* To be done: Return every entry exactly.

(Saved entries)

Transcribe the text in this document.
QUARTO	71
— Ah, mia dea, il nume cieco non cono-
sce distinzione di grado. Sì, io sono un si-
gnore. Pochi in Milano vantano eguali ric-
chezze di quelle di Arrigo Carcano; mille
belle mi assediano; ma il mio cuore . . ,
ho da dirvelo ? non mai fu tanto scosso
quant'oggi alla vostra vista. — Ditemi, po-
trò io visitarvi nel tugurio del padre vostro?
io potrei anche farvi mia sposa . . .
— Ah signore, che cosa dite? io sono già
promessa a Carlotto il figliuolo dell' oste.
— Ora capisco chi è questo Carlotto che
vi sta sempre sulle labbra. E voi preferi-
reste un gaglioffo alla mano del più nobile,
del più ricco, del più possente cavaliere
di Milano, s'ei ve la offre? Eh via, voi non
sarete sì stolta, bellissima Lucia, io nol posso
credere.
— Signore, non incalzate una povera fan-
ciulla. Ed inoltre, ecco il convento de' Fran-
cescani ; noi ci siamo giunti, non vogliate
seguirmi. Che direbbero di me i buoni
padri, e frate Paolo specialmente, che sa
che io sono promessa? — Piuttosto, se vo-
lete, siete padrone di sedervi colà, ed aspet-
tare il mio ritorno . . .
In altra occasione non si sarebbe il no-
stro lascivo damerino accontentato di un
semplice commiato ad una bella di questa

* Reply:
Transcribe the text in this document.
QUARTO	71
— Ah, mia dea, il nume cieco non cono-
sce distinzione di grado. Sì, io sono un si-
gnore. Pochi in Milano vantano eguali ric-
chezze di quelle di Arrigo Carcano; mille
belle mi assediano; ma il mio cuore . . ,
ho da dirvelo ? non mai fu tanto scosso
quant'oggi alla vostra vista. — Ditemi, po-
trò io visitarvi nel tugurio del padre vostro?
io potrei anche farvi mia sposa . . .
— Ah signore, che cosa dite? io sono già
promessa a Carlotto il figliuolo dell' oste.
— Ora capisco chi è questo Carlotto che
vi sta sempre sulle labbra. E voi preferi-
reste un gaglioffo alla mano del più nobile,
del più ricco, del più possente cavaliere
di Milano, s'ei ve la offre? Eh via, voi non
sarete sì stolta, bellissima Lucia, io nol posso
credere.
— Signore, non incalzate una povera fan-
ciulla. Ed inoltre, ecco il convento de' Fran-
cescani ; noi ci siamo giunti, non vogliate
seguirmi. Che direbbero di me i buoni
padri, e frate Paolo specialmente, che sa
che io sono promessa? — Piuttosto, se vo-
lete, siete padrone di sedervi colà, ed aspet-
tare il mio ritorno . . .
In altra occasione non si sarebbe il no-
stro lascivo damerino accontentato di un
semplice commiato ad una bella di questa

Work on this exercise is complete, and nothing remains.